Given request -
Only lines with the string "optimeringsproblem" matter here; gather them from the material below.

═══ Data for the task ═══

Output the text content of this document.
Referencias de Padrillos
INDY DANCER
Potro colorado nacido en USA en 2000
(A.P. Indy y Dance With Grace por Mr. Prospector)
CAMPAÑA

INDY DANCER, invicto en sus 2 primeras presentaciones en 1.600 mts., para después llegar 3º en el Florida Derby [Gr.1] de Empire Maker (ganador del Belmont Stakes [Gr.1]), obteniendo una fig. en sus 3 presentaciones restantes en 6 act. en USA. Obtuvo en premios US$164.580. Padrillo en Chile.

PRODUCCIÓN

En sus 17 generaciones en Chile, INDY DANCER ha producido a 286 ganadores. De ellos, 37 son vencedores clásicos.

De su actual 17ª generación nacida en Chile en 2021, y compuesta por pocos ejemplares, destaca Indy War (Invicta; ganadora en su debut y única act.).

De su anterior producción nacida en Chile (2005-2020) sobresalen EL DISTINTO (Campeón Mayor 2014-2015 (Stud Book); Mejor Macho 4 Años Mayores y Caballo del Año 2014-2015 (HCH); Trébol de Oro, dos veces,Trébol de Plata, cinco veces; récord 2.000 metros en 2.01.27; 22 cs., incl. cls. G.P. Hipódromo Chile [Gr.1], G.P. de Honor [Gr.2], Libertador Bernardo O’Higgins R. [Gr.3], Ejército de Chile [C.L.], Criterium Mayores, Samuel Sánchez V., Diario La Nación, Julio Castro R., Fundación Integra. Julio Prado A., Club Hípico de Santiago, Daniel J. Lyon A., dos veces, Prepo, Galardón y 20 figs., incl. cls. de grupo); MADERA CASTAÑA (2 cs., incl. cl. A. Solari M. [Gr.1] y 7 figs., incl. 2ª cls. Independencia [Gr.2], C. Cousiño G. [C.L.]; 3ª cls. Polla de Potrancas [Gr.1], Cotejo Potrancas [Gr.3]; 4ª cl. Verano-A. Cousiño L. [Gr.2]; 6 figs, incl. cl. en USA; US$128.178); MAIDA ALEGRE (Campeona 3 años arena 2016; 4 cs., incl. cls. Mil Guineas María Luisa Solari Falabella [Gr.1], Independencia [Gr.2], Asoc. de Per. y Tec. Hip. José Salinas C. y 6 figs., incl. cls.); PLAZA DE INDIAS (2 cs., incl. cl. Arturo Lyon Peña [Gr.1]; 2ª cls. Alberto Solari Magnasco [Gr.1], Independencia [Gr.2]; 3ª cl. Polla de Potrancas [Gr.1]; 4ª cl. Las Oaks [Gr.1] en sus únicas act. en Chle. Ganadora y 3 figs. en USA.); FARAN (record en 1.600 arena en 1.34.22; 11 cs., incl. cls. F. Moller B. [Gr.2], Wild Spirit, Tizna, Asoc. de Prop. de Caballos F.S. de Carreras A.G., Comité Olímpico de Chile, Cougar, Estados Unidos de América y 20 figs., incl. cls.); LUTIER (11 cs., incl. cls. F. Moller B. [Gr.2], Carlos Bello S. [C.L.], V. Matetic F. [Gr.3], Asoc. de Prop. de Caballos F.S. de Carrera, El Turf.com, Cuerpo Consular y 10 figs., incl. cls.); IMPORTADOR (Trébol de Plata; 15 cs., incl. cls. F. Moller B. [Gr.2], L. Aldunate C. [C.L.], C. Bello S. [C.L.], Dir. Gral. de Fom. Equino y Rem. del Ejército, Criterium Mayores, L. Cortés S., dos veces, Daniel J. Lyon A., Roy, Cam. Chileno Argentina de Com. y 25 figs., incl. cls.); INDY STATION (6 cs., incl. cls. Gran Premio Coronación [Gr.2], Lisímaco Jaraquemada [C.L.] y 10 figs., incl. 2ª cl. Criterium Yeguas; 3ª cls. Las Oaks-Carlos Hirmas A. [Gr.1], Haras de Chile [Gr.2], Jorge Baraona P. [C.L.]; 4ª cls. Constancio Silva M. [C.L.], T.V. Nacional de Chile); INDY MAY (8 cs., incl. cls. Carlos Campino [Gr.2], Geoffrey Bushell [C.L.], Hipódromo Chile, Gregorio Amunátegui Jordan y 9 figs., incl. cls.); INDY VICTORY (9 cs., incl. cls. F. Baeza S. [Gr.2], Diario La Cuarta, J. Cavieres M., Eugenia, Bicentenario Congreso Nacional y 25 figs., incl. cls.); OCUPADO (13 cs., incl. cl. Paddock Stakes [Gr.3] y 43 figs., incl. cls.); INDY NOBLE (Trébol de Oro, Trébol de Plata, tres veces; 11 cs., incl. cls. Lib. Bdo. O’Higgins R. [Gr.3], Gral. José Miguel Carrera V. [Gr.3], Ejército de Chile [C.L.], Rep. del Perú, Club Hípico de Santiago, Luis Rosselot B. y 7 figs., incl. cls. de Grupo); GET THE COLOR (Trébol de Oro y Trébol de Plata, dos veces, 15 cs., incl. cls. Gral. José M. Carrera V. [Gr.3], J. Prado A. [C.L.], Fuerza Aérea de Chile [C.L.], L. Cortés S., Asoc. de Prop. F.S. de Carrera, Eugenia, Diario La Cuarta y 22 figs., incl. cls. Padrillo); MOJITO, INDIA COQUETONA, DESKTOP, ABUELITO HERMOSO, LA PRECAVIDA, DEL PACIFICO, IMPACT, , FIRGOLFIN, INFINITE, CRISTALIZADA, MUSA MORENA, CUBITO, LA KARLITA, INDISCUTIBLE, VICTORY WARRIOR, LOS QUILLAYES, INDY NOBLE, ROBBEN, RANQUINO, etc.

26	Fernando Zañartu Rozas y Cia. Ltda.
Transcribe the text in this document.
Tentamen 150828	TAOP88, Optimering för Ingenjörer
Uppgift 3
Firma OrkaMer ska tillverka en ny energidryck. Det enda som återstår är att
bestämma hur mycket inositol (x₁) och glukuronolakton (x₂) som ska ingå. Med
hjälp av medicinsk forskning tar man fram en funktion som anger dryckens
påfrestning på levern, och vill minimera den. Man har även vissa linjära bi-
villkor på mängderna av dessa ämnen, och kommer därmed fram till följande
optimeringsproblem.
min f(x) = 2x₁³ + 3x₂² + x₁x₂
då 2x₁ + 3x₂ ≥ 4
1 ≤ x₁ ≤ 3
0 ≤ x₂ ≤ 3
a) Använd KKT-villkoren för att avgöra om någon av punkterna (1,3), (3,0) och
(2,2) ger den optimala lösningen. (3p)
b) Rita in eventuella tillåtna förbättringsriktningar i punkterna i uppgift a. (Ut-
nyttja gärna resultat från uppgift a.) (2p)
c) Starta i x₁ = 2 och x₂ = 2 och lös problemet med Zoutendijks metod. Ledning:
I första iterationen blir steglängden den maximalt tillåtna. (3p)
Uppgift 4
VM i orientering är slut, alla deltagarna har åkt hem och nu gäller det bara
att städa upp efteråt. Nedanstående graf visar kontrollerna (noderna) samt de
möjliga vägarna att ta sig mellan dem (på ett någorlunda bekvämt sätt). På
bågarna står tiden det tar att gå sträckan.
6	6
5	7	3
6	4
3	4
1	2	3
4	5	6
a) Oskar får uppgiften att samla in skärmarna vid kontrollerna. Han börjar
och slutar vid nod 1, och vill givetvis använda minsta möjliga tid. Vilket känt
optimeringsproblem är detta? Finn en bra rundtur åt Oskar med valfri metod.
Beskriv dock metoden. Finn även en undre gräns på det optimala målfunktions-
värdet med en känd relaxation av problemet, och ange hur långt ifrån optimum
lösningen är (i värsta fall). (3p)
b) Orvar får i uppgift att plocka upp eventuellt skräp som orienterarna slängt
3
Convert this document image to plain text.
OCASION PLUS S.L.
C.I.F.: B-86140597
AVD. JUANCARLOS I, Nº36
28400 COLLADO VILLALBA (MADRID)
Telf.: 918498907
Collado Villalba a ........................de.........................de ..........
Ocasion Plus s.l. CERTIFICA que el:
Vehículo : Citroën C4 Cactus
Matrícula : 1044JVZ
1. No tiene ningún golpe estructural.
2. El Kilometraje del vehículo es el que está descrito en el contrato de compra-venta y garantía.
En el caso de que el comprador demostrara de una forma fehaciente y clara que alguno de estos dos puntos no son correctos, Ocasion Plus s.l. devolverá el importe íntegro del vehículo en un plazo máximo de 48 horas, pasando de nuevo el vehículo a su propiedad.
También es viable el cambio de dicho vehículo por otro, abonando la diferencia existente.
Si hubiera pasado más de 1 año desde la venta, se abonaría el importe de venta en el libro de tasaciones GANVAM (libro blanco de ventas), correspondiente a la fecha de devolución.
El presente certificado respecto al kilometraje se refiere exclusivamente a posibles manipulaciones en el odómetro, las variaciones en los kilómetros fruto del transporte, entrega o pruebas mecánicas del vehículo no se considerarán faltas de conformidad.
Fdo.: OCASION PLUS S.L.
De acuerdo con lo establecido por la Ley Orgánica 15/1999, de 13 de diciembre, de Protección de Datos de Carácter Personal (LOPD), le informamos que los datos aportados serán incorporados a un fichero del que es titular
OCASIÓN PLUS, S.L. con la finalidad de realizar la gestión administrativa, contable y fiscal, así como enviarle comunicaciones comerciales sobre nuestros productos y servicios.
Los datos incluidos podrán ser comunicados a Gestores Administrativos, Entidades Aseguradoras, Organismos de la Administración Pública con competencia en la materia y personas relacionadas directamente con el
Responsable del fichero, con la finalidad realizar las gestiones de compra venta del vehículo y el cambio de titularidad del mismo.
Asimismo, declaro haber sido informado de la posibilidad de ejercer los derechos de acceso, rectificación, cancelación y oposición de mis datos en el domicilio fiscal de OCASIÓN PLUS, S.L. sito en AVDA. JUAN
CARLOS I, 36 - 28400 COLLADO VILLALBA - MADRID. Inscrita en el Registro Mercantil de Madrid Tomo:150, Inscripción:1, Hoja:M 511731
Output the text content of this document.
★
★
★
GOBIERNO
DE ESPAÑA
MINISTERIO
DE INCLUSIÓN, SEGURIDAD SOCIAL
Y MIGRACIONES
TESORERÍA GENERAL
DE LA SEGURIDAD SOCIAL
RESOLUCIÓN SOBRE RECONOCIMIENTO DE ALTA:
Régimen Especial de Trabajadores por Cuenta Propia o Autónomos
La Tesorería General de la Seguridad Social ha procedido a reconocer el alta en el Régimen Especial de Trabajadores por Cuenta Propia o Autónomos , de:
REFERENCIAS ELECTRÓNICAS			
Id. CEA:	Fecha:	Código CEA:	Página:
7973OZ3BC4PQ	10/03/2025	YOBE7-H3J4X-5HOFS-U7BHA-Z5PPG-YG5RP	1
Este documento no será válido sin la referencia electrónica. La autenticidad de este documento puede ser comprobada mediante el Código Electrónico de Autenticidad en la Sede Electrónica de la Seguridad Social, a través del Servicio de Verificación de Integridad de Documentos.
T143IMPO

═══

Task output -
optimeringsproblem.
optimeringsproblem är detta? Finn en bra rundtur åt Oskar med valfri metod.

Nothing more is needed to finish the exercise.